Data listing ▸
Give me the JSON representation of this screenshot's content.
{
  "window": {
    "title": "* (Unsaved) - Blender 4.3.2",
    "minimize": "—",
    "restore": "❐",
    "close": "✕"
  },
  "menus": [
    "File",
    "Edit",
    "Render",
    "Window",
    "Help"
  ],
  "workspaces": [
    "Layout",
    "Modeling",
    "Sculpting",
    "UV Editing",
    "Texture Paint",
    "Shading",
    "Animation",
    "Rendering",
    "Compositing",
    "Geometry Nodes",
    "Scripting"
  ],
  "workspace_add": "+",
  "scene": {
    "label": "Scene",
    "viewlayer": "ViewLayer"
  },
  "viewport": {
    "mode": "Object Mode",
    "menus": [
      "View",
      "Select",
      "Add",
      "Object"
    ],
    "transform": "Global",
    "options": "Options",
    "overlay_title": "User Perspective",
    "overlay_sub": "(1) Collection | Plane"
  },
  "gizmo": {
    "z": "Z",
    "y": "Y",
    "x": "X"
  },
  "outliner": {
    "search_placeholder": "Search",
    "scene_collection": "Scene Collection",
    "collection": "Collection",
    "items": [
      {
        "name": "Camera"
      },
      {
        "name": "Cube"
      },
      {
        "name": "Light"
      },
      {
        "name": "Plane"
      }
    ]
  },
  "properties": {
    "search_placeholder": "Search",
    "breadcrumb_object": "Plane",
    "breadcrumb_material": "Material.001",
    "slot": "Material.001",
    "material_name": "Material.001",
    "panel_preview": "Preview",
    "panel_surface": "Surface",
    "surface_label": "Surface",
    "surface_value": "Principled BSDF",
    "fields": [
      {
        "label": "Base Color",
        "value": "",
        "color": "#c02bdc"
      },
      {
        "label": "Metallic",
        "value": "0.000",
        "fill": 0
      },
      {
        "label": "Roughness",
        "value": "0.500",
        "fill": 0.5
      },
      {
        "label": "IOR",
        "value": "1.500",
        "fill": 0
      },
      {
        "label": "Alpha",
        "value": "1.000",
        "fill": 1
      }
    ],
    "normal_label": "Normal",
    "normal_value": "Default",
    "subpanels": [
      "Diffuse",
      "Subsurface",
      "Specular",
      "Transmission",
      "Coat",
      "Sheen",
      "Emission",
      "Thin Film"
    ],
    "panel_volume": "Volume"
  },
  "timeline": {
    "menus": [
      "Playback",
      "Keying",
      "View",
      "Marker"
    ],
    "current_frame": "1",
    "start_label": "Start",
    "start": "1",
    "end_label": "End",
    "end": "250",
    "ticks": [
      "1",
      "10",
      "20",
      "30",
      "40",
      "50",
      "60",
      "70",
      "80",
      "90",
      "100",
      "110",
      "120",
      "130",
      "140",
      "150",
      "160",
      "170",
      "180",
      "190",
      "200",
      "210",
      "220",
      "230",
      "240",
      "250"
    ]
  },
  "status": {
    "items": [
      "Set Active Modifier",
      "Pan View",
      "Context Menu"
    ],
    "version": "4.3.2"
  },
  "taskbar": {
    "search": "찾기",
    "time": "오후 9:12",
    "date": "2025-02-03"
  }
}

AIM OF THE TASK ▸
Your task is to output the full set of records exactly as presented.

RIGHT ANSWER ▸
Give me the JSON representation of this screenshot's content.
{
  "window": {
    "title": "* (Unsaved) - Blender 4.3.2",
    "minimize": "—",
    "restore": "❐",
    "close": "✕"
  },
  "menus": [
    "File",
    "Edit",
    "Render",
    "Window",
    "Help"
  ],
  "workspaces": [
    "Layout",
    "Modeling",
    "Sculpting",
    "UV Editing",
    "Texture Paint",
    "Shading",
    "Animation",
    "Rendering",
    "Compositing",
    "Geometry Nodes",
    "Scripting"
  ],
  "workspace_add": "+",
  "scene": {
    "label": "Scene",
    "viewlayer": "ViewLayer"
  },
  "viewport": {
    "mode": "Object Mode",
    "menus": [
      "View",
      "Select",
      "Add",
      "Object"
    ],
    "transform": "Global",
    "options": "Options",
    "overlay_title": "User Perspective",
    "overlay_sub": "(1) Collection | Plane"
  },
  "gizmo": {
    "z": "Z",
    "y": "Y",
    "x": "X"
  },
  "outliner": {
    "search_placeholder": "Search",
    "scene_collection": "Scene Collection",
    "collection": "Collection",
    "items": [
      {
        "name": "Camera"
      },
      {
        "name": "Cube"
      },
      {
        "name": "Light"
      },
      {
        "name": "Plane"
      }
    ]
  },
  "properties": {
    "search_placeholder": "Search",
    "breadcrumb_object": "Plane",
    "breadcrumb_material": "Material.001",
    "slot": "Material.001",
    "material_name": "Material.001",
    "panel_preview": "Preview",
    "panel_surface": "Surface",
    "surface_label": "Surface",
    "surface_value": "Principled BSDF",
    "fields": [
      {
        "label": "Base Color",
        "value": "",
        "color": "#c02bdc"
      },
      {
        "label": "Metallic",
        "value": "0.000",
        "fill": 0
      },
      {
        "label": "Roughness",
        "value": "0.500",
        "fill": 0.5
      },
      {
        "label": "IOR",
        "value": "1.500",
        "fill": 0
      },
      {
        "label": "Alpha",
        "value": "1.000",
        "fill": 1
      }
    ],
    "normal_label": "Normal",
    "normal_value": "Default",
    "subpanels": [
      "Diffuse",
      "Subsurface",
      "Specular",
      "Transmission",
      "Coat",
      "Sheen",
      "Emission",
      "Thin Film"
    ],
    "panel_volume": "Volume"
  },
  "timeline": {
    "menus": [
      "Playback",
      "Keying",
      "View",
      "Marker"
    ],
    "current_frame": "1",
    "start_label": "Start",
    "start": "1",
    "end_label": "End",
    "end": "250",
    "ticks": [
      "1",
      "10",
      "20",
      "30",
      "40",
      "50",
      "60",
      "70",
      "80",
      "90",
      "100",
      "110",
      "120",
      "130",
      "140",
      "150",
      "160",
      "170",
      "180",
      "190",
      "200",
      "210",
      "220",
      "230",
      "240",
      "250"
    ]
  },
  "status": {
    "items": [
      "Set Active Modifier",
      "Pan View",
      "Context Menu"
    ],
    "version": "4.3.2"
  },
  "taskbar": {
    "search": "찾기",
    "time": "오후 9:12",
    "date": "2025-02-03"
  }
}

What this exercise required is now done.